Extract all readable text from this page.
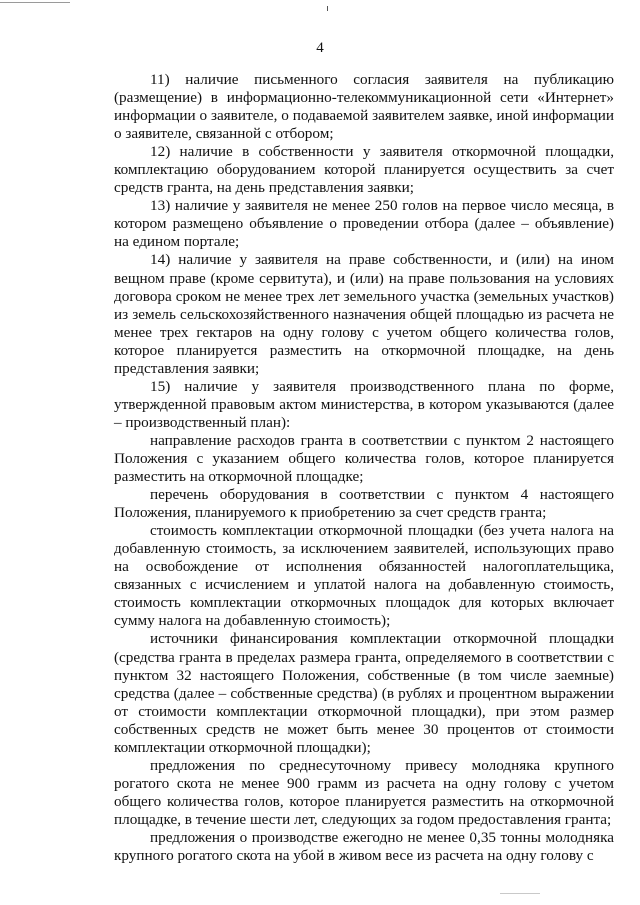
4

11) наличие письменного согласия заявителя на публикацию (размещение) в информационно-телекоммуникационной сети «Интернет» информации о заявителе, о подаваемой заявителем заявке, иной информации о заявителе, связанной с отбором;

12) наличие в собственности у заявителя откормочной площадки, комплектацию оборудованием которой планируется осуществить за счет средств гранта, на день представления заявки;

13) наличие у заявителя не менее 250 голов на первое число месяца, в котором размещено объявление о проведении отбора (далее – объявление) на едином портале;

14) наличие у заявителя на праве собственности, и (или) на ином вещном праве (кроме сервитута), и (или) на праве пользования на условиях договора сроком не менее трех лет земельного участка (земельных участков) из земель сельскохозяйственного назначения общей площадью из расчета не менее трех гектаров на одну голову с учетом общего количества голов, которое планируется разместить на откормочной площадке, на день представления заявки;

15) наличие у заявителя производственного плана по форме, утвержденной правовым актом министерства, в котором указываются (далее – производственный план):

направление расходов гранта в соответствии с пунктом 2 настоящего Положения с указанием общего количества голов, которое планируется разместить на откормочной площадке;

перечень оборудования в соответствии с пунктом 4 настоящего Положения, планируемого к приобретению за счет средств гранта;

стоимость комплектации откормочной площадки (без учета налога на добавленную стоимость, за исключением заявителей, использующих право на освобождение от исполнения обязанностей налогоплательщика, связанных с исчислением и уплатой налога на добавленную стоимость, стоимость комплектации откормочных площадок для которых включает сумму налога на добавленную стоимость);

источники финансирования комплектации откормочной площадки (средства гранта в пределах размера гранта, определяемого в соответствии с пунктом 32 настоящего Положения, собственные (в том числе заемные) средства (далее – собственные средства) (в рублях и процентном выражении от стоимости комплектации откормочной площадки), при этом размер собственных средств не может быть менее 30 процентов от стоимости комплектации откормочной площадки);

предложения по среднесуточному привесу молодняка крупного рогатого скота не менее 900 грамм из расчета на одну голову с учетом общего количества голов, которое планируется разместить на откормочной площадке, в течение шести лет, следующих за годом предоставления гранта;

предложения о производстве ежегодно не менее 0,35 тонны молодняка крупного рогатого скота на убой в живом весе из расчета на одну голову с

> **SET TASK**
Pick each line holding the word "крупного" out of the data and copy it.

> **FINISHED EXERCISE**
предложения по среднесуточному привесу молодняка крупного рогатого скота не менее 900 грамм из расчета на одну голову с учетом общего количества голов, которое планируется разместить на откормочной площадке, в течение шести лет, следующих за годом предоставления гранта;
предложения о производстве ежегодно не менее 0,35 тонны молодняка крупного рогатого скота на убой в живом весе из расчета на одну голову с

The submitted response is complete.